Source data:
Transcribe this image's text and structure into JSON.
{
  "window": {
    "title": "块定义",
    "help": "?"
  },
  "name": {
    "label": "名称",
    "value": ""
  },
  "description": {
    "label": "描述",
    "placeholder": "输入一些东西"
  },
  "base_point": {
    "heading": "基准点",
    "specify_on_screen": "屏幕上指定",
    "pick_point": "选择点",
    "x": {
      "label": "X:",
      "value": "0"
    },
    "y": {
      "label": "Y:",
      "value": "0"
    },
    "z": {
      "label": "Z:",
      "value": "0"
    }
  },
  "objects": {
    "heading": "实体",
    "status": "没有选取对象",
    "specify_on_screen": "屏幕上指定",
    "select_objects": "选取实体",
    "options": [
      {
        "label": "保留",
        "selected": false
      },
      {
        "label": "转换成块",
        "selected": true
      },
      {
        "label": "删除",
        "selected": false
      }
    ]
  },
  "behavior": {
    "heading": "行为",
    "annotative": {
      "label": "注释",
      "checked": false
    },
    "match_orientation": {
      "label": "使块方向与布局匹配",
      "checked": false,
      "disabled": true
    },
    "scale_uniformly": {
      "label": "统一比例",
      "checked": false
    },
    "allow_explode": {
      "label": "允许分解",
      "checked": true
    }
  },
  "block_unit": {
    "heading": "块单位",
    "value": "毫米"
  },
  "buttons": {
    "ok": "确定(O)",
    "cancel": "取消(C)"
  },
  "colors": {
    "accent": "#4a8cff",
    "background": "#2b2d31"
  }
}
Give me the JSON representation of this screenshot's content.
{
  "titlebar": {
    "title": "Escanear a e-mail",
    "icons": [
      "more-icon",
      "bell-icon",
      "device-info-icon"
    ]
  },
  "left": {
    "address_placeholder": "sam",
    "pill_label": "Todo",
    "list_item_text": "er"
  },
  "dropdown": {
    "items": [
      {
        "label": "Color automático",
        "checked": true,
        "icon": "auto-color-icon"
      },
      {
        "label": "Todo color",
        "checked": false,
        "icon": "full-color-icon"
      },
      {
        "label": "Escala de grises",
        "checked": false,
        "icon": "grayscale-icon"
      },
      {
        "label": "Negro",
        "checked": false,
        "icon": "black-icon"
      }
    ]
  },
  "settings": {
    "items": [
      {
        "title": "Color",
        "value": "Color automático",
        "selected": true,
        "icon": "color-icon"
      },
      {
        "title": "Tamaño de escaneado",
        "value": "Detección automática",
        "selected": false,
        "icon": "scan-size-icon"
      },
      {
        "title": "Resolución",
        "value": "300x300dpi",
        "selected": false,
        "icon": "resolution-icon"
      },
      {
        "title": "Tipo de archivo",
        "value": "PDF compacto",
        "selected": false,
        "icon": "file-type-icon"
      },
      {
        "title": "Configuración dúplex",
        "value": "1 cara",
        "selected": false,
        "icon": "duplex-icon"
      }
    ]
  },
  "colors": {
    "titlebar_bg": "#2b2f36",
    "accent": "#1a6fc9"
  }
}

> **GOAL**
Give the data again, exactly as it stands.

> **CORRECT ANSWER**
Transcribe this image's text and structure into JSON.
{
  "window": {
    "title": "块定义",
    "help": "?"
  },
  "name": {
    "label": "名称",
    "value": ""
  },
  "description": {
    "label": "描述",
    "placeholder": "输入一些东西"
  },
  "base_point": {
    "heading": "基准点",
    "specify_on_screen": "屏幕上指定",
    "pick_point": "选择点",
    "x": {
      "label": "X:",
      "value": "0"
    },
    "y": {
      "label": "Y:",
      "value": "0"
    },
    "z": {
      "label": "Z:",
      "value": "0"
    }
  },
  "objects": {
    "heading": "实体",
    "status": "没有选取对象",
    "specify_on_screen": "屏幕上指定",
    "select_objects": "选取实体",
    "options": [
      {
        "label": "保留",
        "selected": false
      },
      {
        "label": "转换成块",
        "selected": true
      },
      {
        "label": "删除",
        "selected": false
      }
    ]
  },
  "behavior": {
    "heading": "行为",
    "annotative": {
      "label": "注释",
      "checked": false
    },
    "match_orientation": {
      "label": "使块方向与布局匹配",
      "checked": false,
      "disabled": true
    },
    "scale_uniformly": {
      "label": "统一比例",
      "checked": false
    },
    "allow_explode": {
      "label": "允许分解",
      "checked": true
    }
  },
  "block_unit": {
    "heading": "块单位",
    "value": "毫米"
  },
  "buttons": {
    "ok": "确定(O)",
    "cancel": "取消(C)"
  },
  "colors": {
    "accent": "#4a8cff",
    "background": "#2b2d31"
  }
}
Give me the JSON representation of this screenshot's content.
{
  "titlebar": {
    "title": "Escanear a e-mail",
    "icons": [
      "more-icon",
      "bell-icon",
      "device-info-icon"
    ]
  },
  "left": {
    "address_placeholder": "sam",
    "pill_label": "Todo",
    "list_item_text": "er"
  },
  "dropdown": {
    "items": [
      {
        "label": "Color automático",
        "checked": true,
        "icon": "auto-color-icon"
      },
      {
        "label": "Todo color",
        "checked": false,
        "icon": "full-color-icon"
      },
      {
        "label": "Escala de grises",
        "checked": false,
        "icon": "grayscale-icon"
      },
      {
        "label": "Negro",
        "checked": false,
        "icon": "black-icon"
      }
    ]
  },
  "settings": {
    "items": [
      {
        "title": "Color",
        "value": "Color automático",
        "selected": true,
        "icon": "color-icon"
      },
      {
        "title": "Tamaño de escaneado",
        "value": "Detección automática",
        "selected": false,
        "icon": "scan-size-icon"
      },
      {
        "title": "Resolución",
        "value": "300x300dpi",
        "selected": false,
        "icon": "resolution-icon"
      },
      {
        "title": "Tipo de archivo",
        "value": "PDF compacto",
        "selected": false,
        "icon": "file-type-icon"
      },
      {
        "title": "Configuración dúplex",
        "value": "1 cara",
        "selected": false,
        "icon": "duplex-icon"
      }
    ]
  },
  "colors": {
    "titlebar_bg": "#2b2f36",
    "accent": "#1a6fc9"
  }
}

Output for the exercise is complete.